(Entries from a dataset)
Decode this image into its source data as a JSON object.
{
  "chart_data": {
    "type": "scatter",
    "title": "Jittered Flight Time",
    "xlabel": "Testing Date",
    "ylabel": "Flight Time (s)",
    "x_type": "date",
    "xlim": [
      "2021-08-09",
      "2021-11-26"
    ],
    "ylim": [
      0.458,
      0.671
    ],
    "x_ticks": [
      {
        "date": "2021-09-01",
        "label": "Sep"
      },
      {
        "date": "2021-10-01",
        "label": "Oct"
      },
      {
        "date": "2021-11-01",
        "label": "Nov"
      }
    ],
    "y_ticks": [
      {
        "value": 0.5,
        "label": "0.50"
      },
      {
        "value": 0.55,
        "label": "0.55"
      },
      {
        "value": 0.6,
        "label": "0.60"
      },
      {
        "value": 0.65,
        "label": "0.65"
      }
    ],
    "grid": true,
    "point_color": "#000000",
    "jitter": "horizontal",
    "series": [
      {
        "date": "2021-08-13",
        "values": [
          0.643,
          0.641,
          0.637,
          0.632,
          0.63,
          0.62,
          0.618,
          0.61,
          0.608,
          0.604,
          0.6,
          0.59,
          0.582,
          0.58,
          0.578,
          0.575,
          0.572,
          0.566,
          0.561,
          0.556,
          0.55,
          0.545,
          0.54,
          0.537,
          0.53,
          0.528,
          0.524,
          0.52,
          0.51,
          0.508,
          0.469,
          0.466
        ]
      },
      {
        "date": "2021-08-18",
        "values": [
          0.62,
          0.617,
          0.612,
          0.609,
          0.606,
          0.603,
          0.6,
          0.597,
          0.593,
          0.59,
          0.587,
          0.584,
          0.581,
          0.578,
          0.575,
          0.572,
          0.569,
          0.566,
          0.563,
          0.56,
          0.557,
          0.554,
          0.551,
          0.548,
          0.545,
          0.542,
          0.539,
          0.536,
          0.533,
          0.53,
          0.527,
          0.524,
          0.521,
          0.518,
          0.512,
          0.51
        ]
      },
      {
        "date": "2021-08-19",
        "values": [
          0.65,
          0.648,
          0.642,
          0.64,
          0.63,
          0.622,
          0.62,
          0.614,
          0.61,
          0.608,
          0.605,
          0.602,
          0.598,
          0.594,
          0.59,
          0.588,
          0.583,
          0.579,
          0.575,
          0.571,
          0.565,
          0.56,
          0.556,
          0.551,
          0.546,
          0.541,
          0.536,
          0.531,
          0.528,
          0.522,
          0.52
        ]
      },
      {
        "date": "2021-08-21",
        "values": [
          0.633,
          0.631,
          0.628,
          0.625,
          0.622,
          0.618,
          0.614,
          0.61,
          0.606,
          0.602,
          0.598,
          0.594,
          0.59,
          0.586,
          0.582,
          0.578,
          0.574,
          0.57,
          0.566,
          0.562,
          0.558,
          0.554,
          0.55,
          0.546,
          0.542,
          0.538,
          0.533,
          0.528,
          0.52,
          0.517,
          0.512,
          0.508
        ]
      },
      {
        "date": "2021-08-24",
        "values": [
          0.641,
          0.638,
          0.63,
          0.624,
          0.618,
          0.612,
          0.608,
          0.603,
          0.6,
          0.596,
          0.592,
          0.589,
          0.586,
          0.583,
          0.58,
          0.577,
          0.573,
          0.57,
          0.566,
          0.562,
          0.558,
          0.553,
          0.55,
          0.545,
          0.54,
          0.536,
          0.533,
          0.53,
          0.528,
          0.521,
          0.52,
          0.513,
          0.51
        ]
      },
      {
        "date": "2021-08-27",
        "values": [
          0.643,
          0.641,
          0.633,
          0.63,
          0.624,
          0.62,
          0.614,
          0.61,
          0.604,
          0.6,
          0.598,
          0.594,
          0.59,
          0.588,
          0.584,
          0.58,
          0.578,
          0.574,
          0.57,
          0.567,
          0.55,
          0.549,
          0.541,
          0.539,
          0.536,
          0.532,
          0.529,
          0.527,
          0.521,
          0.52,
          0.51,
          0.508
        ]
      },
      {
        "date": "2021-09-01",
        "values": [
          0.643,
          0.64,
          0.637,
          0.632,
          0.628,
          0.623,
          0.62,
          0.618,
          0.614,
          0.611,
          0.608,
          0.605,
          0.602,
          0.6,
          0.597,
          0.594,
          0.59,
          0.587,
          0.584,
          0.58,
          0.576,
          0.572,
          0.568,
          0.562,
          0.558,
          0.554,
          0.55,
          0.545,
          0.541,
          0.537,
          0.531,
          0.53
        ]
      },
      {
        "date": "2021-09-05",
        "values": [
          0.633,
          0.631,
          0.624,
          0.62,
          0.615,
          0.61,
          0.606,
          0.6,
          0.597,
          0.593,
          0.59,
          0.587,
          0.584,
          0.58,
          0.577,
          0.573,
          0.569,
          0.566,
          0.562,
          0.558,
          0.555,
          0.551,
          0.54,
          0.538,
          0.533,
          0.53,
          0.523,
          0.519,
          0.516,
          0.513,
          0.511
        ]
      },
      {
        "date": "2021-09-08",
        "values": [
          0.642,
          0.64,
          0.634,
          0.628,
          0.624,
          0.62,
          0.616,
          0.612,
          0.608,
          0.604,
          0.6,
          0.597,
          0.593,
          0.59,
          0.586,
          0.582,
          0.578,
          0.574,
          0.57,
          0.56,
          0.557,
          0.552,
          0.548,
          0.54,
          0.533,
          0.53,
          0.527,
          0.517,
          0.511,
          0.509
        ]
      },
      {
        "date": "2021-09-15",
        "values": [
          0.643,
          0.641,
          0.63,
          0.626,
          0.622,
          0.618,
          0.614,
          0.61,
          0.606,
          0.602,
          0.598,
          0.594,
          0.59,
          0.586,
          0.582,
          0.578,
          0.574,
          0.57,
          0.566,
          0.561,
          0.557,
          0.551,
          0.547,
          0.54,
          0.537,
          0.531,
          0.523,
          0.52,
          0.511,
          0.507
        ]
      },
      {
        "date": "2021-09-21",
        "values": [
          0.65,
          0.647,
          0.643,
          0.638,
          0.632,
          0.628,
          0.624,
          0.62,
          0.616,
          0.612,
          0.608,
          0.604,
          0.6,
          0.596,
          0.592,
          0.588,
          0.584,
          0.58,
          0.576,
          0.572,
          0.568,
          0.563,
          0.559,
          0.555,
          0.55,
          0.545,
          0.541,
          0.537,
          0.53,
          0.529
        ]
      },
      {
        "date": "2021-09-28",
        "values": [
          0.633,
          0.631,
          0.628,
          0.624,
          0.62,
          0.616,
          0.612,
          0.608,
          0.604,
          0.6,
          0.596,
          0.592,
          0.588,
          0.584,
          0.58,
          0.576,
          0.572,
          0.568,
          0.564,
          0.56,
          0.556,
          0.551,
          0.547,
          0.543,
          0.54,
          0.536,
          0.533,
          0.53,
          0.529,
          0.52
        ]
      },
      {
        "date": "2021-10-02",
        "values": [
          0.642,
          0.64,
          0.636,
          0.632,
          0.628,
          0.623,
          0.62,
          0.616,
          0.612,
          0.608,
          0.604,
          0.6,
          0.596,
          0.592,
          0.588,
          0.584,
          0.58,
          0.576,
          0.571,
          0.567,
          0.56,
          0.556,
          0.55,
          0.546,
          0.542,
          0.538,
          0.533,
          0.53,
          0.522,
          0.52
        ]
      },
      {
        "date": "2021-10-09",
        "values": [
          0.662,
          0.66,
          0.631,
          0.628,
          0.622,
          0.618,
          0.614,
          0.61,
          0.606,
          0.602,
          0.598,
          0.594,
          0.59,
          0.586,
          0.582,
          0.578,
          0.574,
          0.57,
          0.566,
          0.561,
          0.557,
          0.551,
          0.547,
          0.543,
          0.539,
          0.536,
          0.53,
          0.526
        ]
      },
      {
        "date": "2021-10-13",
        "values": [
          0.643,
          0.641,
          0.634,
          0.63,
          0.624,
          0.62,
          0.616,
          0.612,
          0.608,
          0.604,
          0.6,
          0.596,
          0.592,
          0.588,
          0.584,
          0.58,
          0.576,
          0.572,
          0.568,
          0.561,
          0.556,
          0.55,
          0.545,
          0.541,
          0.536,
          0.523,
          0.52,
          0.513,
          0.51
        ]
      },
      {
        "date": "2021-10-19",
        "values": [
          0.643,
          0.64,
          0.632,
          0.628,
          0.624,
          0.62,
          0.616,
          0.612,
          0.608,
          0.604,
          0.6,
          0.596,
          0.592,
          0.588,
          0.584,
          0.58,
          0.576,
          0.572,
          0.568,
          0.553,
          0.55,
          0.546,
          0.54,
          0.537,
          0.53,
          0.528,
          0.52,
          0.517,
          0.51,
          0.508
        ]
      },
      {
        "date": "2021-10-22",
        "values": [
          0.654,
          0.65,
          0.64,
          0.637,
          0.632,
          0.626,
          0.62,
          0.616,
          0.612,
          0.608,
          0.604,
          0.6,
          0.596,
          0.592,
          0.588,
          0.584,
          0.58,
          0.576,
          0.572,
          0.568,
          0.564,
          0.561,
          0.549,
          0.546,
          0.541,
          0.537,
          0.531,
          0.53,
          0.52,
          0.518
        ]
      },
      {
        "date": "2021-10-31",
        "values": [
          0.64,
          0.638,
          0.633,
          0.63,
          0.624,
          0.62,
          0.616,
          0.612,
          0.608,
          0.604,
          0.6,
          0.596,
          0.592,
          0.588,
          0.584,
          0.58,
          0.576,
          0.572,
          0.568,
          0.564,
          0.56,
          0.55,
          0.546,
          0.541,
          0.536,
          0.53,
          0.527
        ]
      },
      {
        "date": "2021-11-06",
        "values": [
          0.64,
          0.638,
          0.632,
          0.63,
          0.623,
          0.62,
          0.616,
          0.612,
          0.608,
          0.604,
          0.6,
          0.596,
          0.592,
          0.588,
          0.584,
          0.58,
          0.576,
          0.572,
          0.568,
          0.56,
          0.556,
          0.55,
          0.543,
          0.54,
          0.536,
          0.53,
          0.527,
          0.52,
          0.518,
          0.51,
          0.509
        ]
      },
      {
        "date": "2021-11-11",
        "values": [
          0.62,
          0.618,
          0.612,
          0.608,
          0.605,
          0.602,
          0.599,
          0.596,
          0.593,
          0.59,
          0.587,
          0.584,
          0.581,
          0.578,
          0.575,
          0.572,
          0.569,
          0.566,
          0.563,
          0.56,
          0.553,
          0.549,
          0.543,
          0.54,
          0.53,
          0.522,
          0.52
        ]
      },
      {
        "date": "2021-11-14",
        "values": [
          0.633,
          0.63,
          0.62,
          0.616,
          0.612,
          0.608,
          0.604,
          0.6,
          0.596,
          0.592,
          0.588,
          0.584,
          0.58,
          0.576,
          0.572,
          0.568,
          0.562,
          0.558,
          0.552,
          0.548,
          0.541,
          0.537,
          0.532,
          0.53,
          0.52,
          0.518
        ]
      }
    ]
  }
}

# [Set problem]
From the entries above, copy out every line where the string "Flight" appears.

# [The output]
    "title": "Jittered Flight Time",
    "ylabel": "Flight Time (s)",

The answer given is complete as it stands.